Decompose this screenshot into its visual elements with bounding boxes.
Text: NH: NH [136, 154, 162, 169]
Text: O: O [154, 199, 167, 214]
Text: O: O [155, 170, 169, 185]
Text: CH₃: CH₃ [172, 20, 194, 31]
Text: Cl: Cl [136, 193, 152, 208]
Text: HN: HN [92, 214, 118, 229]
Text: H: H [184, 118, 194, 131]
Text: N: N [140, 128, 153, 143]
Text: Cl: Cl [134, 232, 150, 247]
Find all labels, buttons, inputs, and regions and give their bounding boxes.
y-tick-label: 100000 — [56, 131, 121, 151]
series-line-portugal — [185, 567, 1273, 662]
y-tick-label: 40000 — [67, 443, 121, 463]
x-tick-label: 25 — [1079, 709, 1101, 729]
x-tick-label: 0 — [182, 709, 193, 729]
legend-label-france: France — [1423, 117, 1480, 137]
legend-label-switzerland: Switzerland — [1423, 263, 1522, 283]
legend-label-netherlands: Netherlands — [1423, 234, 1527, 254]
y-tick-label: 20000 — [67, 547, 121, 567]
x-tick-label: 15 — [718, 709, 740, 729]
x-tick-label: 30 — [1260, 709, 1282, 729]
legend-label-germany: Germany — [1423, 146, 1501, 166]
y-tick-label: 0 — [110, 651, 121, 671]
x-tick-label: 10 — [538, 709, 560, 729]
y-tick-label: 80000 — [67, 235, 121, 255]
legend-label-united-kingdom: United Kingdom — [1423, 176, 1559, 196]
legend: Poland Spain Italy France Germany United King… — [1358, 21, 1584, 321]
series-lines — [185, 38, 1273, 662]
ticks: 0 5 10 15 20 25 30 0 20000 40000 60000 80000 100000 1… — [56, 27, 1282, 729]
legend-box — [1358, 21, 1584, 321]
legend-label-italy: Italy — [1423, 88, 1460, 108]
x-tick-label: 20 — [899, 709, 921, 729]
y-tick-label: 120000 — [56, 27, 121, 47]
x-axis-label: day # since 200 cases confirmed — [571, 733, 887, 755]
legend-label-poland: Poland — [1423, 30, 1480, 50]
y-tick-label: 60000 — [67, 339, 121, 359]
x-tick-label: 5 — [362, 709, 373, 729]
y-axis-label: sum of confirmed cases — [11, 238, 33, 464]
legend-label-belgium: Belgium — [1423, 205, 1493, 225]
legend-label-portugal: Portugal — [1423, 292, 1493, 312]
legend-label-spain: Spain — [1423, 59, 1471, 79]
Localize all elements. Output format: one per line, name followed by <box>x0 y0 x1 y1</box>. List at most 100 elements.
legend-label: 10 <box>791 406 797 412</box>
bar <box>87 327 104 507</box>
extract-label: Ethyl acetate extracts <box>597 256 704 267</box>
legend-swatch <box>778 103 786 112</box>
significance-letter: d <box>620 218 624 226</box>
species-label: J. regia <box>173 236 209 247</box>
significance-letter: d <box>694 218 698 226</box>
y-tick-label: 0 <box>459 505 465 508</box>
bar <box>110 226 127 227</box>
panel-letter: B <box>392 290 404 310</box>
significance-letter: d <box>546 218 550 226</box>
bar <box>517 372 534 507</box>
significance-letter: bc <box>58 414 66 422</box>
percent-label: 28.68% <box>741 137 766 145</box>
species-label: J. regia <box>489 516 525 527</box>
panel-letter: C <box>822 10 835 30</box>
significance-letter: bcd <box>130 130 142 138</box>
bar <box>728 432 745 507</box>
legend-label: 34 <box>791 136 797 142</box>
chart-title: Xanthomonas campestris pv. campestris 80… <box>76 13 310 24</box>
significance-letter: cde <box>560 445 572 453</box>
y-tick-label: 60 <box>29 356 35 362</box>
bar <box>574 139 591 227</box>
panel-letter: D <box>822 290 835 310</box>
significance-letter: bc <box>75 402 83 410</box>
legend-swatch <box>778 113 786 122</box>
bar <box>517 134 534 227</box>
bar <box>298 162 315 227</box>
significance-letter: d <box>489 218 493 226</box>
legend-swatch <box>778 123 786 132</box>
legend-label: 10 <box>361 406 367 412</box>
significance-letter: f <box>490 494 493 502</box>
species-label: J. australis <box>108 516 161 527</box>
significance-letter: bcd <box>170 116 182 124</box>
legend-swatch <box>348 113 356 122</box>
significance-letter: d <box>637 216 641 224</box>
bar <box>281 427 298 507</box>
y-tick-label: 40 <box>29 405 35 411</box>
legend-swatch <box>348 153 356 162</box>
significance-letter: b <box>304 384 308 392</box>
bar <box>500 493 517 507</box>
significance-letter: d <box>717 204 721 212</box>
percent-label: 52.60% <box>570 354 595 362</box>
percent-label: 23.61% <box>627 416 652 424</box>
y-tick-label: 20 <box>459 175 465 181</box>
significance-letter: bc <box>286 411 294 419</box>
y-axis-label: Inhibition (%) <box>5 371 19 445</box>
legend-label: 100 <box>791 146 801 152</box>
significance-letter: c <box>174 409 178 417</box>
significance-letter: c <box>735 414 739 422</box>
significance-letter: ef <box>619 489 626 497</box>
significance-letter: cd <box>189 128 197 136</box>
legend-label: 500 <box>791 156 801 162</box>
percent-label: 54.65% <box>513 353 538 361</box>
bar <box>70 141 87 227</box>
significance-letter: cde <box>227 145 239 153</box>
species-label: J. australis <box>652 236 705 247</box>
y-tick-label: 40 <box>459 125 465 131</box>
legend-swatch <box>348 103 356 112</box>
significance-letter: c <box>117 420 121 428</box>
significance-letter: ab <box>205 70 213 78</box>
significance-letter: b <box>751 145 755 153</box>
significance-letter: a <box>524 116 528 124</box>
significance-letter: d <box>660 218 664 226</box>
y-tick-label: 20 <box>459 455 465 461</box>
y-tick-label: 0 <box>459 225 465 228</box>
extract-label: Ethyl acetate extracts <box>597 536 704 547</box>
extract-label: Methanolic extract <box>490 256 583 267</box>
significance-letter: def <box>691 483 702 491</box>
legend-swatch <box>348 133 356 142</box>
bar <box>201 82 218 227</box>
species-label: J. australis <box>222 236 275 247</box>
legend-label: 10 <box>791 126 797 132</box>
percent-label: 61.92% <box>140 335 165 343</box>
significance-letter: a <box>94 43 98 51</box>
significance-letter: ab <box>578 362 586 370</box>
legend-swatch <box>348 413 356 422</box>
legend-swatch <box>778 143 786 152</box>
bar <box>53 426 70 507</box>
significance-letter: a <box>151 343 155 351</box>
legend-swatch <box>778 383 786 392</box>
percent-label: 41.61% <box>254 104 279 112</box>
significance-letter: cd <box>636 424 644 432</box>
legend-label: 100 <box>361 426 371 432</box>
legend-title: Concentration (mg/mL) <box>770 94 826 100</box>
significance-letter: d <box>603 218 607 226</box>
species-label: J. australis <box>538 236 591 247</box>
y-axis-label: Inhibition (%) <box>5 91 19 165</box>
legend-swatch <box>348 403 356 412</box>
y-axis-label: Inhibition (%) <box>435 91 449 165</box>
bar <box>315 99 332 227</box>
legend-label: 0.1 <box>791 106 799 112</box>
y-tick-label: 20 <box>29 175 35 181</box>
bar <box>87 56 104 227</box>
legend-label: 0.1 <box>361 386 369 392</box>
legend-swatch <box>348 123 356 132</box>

# # # # # # #

> **Brief**: Can you convert every line of the items above into a two-column Markdown table, with the headers "Index" and "Entry", numbering each row and leaving out blank lines?

> **Exercise solution**:
| Index | Entry |
|---|---|
| 1 | Decompose this screenshot into its visual elements with bounding boxes. |
| 2 | Text: NH: NH [136, 154, 162, 169] |
| 3 | Text: O: O [154, 199, 167, 214] |
| 4 | Text: O: O [155, 170, 169, 185] |
| 5 | Text: CH₃: CH₃ [172, 20, 194, 31] |
| 6 | Text: Cl: Cl [136, 193, 152, 208] |
| 7 | Text: HN: HN [92, 214, 118, 229] |
| 8 | Text: H: H [184, 118, 194, 131] |
| 9 | Text: N: N [140, 128, 153, 143] |
| 10 | Text: Cl: Cl [134, 232, 150, 247] |
| 11 | Find all labels, buttons, inputs, and regions and give their bounding boxes. |
| 12 | y-tick-label: 100000 — [56, 131, 121, 151] |
| 13 | series-line-portugal — [185, 567, 1273, 662] |
| 14 | y-tick-label: 40000 — [67, 443, 121, 463] |
| 15 | x-tick-label: 25 — [1079, 709, 1101, 729] |
| 16 | x-tick-label: 0 — [182, 709, 193, 729] |
| 17 | legend-label-france: France — [1423, 117, 1480, 137] |
| 18 | legend-label-switzerland: Switzerland — [1423, 263, 1522, 283] |
| 19 | legend-label-netherlands: Netherlands — [1423, 234, 1527, 254] |
| 20 | y-tick-label: 20000 — [67, 547, 121, 567] |
| 21 | x-tick-label: 15 — [718, 709, 740, 729] |
| 22 | x-tick-label: 30 — [1260, 709, 1282, 729] |
| 23 | legend-label-germany: Germany — [1423, 146, 1501, 166] |
| 24 | y-tick-label: 0 — [110, 651, 121, 671] |
| 25 | x-tick-label: 10 — [538, 709, 560, 729] |
| 26 | y-tick-label: 80000 — [67, 235, 121, 255] |
| 27 | legend-label-united-kingdom: United Kingdom — [1423, 176, 1559, 196] |
| 28 | legend: Poland Spain Italy France Germany United King… — [1358, 21, 1584, 321] |
| 29 | series-lines — [185, 38, 1273, 662] |
| 30 | ticks: 0 5 10 15 20 25 30 0 20000 40000 60000 80000 100000 1… — [56, 27, 1282, 729] |
| 31 | legend-box — [1358, 21, 1584, 321] |
| 32 | legend-label-italy: Italy — [1423, 88, 1460, 108] |
| 33 | x-tick-label: 20 — [899, 709, 921, 729] |
| 34 | y-tick-label: 120000 — [56, 27, 121, 47] |
| 35 | x-axis-label: day # since 200 cases confirmed — [571, 733, 887, 755] |
| 36 | legend-label-poland: Poland — [1423, 30, 1480, 50] |
| 37 | y-tick-label: 60000 — [67, 339, 121, 359] |
| 38 | x-tick-label: 5 — [362, 709, 373, 729] |
| 39 | y-axis-label: sum of confirmed cases — [11, 238, 33, 464] |
| 40 | legend-label-belgium: Belgium — [1423, 205, 1493, 225] |
| 41 | legend-label-portugal: Portugal — [1423, 292, 1493, 312] |
| 42 | legend-label-spain: Spain — [1423, 59, 1471, 79] |
| 43 | Localize all elements. Output format: one per line, name followed by <box>x0 y0 x1 y1</box>. List at most 100 elements. |
| 44 | legend-label: 10 <box>791 406 797 412</box> |
| 45 | bar <box>87 327 104 507</box> |
| 46 | extract-label: Ethyl acetate extracts <box>597 256 704 267</box> |
| 47 | legend-swatch <box>778 103 786 112</box> |
| 48 | significance-letter: d <box>620 218 624 226</box> |
| 49 | species-label: J. regia <box>173 236 209 247</box> |
| 50 | significance-letter: d <box>694 218 698 226</box> |
| 51 | y-tick-label: 0 <box>459 505 465 508</box> |
| 52 | bar <box>110 226 127 227</box> |
| 53 | panel-letter: B <box>392 290 404 310</box> |
| 54 | significance-letter: d <box>546 218 550 226</box> |
| 55 | bar <box>517 372 534 507</box> |
| 56 | significance-letter: bc <box>58 414 66 422</box> |
| 57 | percent-label: 28.68% <box>741 137 766 145</box> |
| 58 | species-label: J. regia <box>489 516 525 527</box> |
| 59 | panel-letter: C <box>822 10 835 30</box> |
| 60 | significance-letter: bcd <box>130 130 142 138</box> |
| 61 | bar <box>728 432 745 507</box> |
| 62 | legend-label: 34 <box>791 136 797 142</box> |
| 63 | chart-title: Xanthomonas campestris pv. campestris 80… <box>76 13 310 24</box> |
| 64 | significance-letter: cde <box>560 445 572 453</box> |
| 65 | y-tick-label: 60 <box>29 356 35 362</box> |
| 66 | bar <box>574 139 591 227</box> |
| 67 | panel-letter: D <box>822 290 835 310</box> |
| 68 | significance-letter: bc <box>75 402 83 410</box> |
| 69 | legend-swatch <box>778 113 786 122</box> |
| 70 | bar <box>517 134 534 227</box> |
| 71 | bar <box>298 162 315 227</box> |
| 72 | significance-letter: d <box>489 218 493 226</box> |
| 73 | legend-swatch <box>778 123 786 132</box> |
| 74 | legend-label: 10 <box>361 406 367 412</box> |
| 75 | significance-letter: f <box>490 494 493 502</box> |
| 76 | species-label: J. australis <box>108 516 161 527</box> |
| 77 | significance-letter: bcd <box>170 116 182 124</box> |
| 78 | legend-swatch <box>348 113 356 122</box> |
| 79 | significance-letter: d <box>637 216 641 224</box> |
| 80 | bar <box>281 427 298 507</box> |
| 81 | y-tick-label: 40 <box>29 405 35 411</box> |
| 82 | legend-swatch <box>348 153 356 162</box> |
| 83 | significance-letter: b <box>304 384 308 392</box> |
| 84 | bar <box>500 493 517 507</box> |
| 85 | significance-letter: d <box>717 204 721 212</box> |
| 86 | percent-label: 52.60% <box>570 354 595 362</box> |
| 87 | percent-label: 23.61% <box>627 416 652 424</box> |
| 88 | y-tick-label: 20 <box>459 175 465 181</box> |
| 89 | significance-letter: bc <box>286 411 294 419</box> |
| 90 | y-axis-label: Inhibition (%) <box>5 371 19 445</box> |
| 91 | legend-label: 100 <box>791 146 801 152</box> |
| 92 | significance-letter: c <box>174 409 178 417</box> |
| 93 | significance-letter: c <box>735 414 739 422</box> |
| 94 | significance-letter: ef <box>619 489 626 497</box> |
| 95 | significance-letter: cd <box>189 128 197 136</box> |
| 96 | legend-label: 500 <box>791 156 801 162</box> |
| 97 | percent-label: 54.65% <box>513 353 538 361</box> |
| 98 | bar <box>70 141 87 227</box> |
| 99 | significance-letter: cde <box>227 145 239 153</box> |
| 100 | species-label: J. australis <box>652 236 705 247</box> |
| 101 | y-tick-label: 40 <box>459 125 465 131</box> |
| 102 | legend-swatch <box>348 103 356 112</box> |
| 103 | significance-letter: c <box>117 420 121 428</box> |
| 104 | significance-letter: ab <box>205 70 213 78</box> |
| 105 | significance-letter: b <box>751 145 755 153</box> |
| 106 | significance-letter: a <box>524 116 528 124</box> |
| 107 | significance-letter: d <box>660 218 664 226</box> |
| 108 | y-tick-label: 20 <box>459 455 465 461</box> |
| 109 | y-tick-label: 0 <box>459 225 465 228</box> |
| 110 | extract-label: Ethyl acetate extracts <box>597 536 704 547</box> |
| 111 | extract-label: Methanolic extract <box>490 256 583 267</box> |
| 112 | significance-letter: def <box>691 483 702 491</box> |
| 113 | legend-swatch <box>348 133 356 142</box> |
| 114 | bar <box>201 82 218 227</box> |
| 115 | species-label: J. australis <box>222 236 275 247</box> |
| 116 | legend-label: 10 <box>791 126 797 132</box> |
| 117 | percent-label: 61.92% <box>140 335 165 343</box> |
| 118 | significance-letter: a <box>94 43 98 51</box> |
| 119 | significance-letter: ab <box>578 362 586 370</box> |
| 120 | legend-swatch <box>348 413 356 422</box> |
| 121 | legend-swatch <box>778 143 786 152</box> |
| 122 | bar <box>53 426 70 507</box> |
| 123 | significance-letter: a <box>151 343 155 351</box> |
| 124 | legend-swatch <box>778 383 786 392</box> |
| 125 | percent-label: 41.61% <box>254 104 279 112</box> |
| 126 | significance-letter: cd <box>636 424 644 432</box> |
| 127 | legend-label: 100 <box>361 426 371 432</box> |
| 128 | legend-title: Concentration (mg/mL) <box>770 94 826 100</box> |
| 129 | significance-letter: d <box>603 218 607 226</box> |
| 130 | species-label: J. australis <box>538 236 591 247</box> |
| 131 | y-axis-label: Inhibition (%) <box>5 91 19 165</box> |
| 132 | legend-swatch <box>348 403 356 412</box> |
| 133 | y-axis-label: Inhibition (%) <box>435 91 449 165</box> |
| 134 | bar <box>315 99 332 227</box> |
| 135 | legend-label: 0.1 <box>791 106 799 112</box> |
| 136 | y-tick-label: 20 <box>29 175 35 181</box> |
| 137 | bar <box>87 56 104 227</box> |
| 138 | legend-label: 0.1 <box>361 386 369 392</box> |
| 139 | legend-swatch <box>348 123 356 132</box> |